>> begin Records supplied

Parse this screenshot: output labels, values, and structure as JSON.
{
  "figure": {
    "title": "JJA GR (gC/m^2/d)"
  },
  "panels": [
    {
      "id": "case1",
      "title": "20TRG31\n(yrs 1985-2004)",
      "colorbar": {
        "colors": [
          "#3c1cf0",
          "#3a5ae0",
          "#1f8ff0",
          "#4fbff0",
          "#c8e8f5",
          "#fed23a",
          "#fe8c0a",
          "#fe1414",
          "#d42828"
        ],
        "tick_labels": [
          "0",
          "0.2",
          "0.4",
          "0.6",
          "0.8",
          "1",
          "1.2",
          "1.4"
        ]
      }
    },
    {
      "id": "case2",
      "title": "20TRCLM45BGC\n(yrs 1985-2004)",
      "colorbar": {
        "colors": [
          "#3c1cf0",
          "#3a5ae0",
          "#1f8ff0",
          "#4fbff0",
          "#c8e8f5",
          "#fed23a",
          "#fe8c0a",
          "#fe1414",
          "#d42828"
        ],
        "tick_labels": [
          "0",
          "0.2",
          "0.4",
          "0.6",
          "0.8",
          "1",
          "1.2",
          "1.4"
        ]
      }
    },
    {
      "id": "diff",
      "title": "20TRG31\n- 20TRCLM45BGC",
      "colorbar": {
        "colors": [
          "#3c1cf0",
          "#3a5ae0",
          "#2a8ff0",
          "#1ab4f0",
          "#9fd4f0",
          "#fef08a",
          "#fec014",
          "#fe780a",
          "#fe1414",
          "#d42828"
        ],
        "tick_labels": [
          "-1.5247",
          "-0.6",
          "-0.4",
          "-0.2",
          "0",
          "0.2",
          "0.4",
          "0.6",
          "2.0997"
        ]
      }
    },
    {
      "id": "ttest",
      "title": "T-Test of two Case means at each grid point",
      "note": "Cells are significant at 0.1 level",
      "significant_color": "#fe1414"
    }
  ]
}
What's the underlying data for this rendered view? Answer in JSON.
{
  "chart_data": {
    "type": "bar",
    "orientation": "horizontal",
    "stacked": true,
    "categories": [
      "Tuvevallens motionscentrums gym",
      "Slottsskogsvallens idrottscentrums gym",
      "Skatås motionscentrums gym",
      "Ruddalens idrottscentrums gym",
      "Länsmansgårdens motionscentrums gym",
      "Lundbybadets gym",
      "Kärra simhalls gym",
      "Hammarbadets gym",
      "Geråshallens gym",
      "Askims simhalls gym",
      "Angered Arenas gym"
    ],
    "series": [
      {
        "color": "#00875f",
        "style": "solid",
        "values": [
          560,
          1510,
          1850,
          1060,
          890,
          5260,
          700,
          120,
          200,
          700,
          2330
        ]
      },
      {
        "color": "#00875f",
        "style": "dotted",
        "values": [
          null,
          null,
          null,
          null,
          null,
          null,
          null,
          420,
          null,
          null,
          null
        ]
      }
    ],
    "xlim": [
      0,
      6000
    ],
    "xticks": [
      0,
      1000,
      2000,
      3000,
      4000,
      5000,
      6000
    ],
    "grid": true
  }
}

>> end Records supplied

▶ **Problem to solve**
Retype each record exactly, leaving nothing out.

▶ **Exercise output**
Parse this screenshot: output labels, values, and structure as JSON.
{
  "figure": {
    "title": "JJA GR (gC/m^2/d)"
  },
  "panels": [
    {
      "id": "case1",
      "title": "20TRG31\n(yrs 1985-2004)",
      "colorbar": {
        "colors": [
          "#3c1cf0",
          "#3a5ae0",
          "#1f8ff0",
          "#4fbff0",
          "#c8e8f5",
          "#fed23a",
          "#fe8c0a",
          "#fe1414",
          "#d42828"
        ],
        "tick_labels": [
          "0",
          "0.2",
          "0.4",
          "0.6",
          "0.8",
          "1",
          "1.2",
          "1.4"
        ]
      }
    },
    {
      "id": "case2",
      "title": "20TRCLM45BGC\n(yrs 1985-2004)",
      "colorbar": {
        "colors": [
          "#3c1cf0",
          "#3a5ae0",
          "#1f8ff0",
          "#4fbff0",
          "#c8e8f5",
          "#fed23a",
          "#fe8c0a",
          "#fe1414",
          "#d42828"
        ],
        "tick_labels": [
          "0",
          "0.2",
          "0.4",
          "0.6",
          "0.8",
          "1",
          "1.2",
          "1.4"
        ]
      }
    },
    {
      "id": "diff",
      "title": "20TRG31\n- 20TRCLM45BGC",
      "colorbar": {
        "colors": [
          "#3c1cf0",
          "#3a5ae0",
          "#2a8ff0",
          "#1ab4f0",
          "#9fd4f0",
          "#fef08a",
          "#fec014",
          "#fe780a",
          "#fe1414",
          "#d42828"
        ],
        "tick_labels": [
          "-1.5247",
          "-0.6",
          "-0.4",
          "-0.2",
          "0",
          "0.2",
          "0.4",
          "0.6",
          "2.0997"
        ]
      }
    },
    {
      "id": "ttest",
      "title": "T-Test of two Case means at each grid point",
      "note": "Cells are significant at 0.1 level",
      "significant_color": "#fe1414"
    }
  ]
}
What's the underlying data for this rendered view? Answer in JSON.
{
  "chart_data": {
    "type": "bar",
    "orientation": "horizontal",
    "stacked": true,
    "categories": [
      "Tuvevallens motionscentrums gym",
      "Slottsskogsvallens idrottscentrums gym",
      "Skatås motionscentrums gym",
      "Ruddalens idrottscentrums gym",
      "Länsmansgårdens motionscentrums gym",
      "Lundbybadets gym",
      "Kärra simhalls gym",
      "Hammarbadets gym",
      "Geråshallens gym",
      "Askims simhalls gym",
      "Angered Arenas gym"
    ],
    "series": [
      {
        "color": "#00875f",
        "style": "solid",
        "values": [
          560,
          1510,
          1850,
          1060,
          890,
          5260,
          700,
          120,
          200,
          700,
          2330
        ]
      },
      {
        "color": "#00875f",
        "style": "dotted",
        "values": [
          null,
          null,
          null,
          null,
          null,
          null,
          null,
          420,
          null,
          null,
          null
        ]
      }
    ],
    "xlim": [
      0,
      6000
    ],
    "xticks": [
      0,
      1000,
      2000,
      3000,
      4000,
      5000,
      6000
    ],
    "grid": true
  }
}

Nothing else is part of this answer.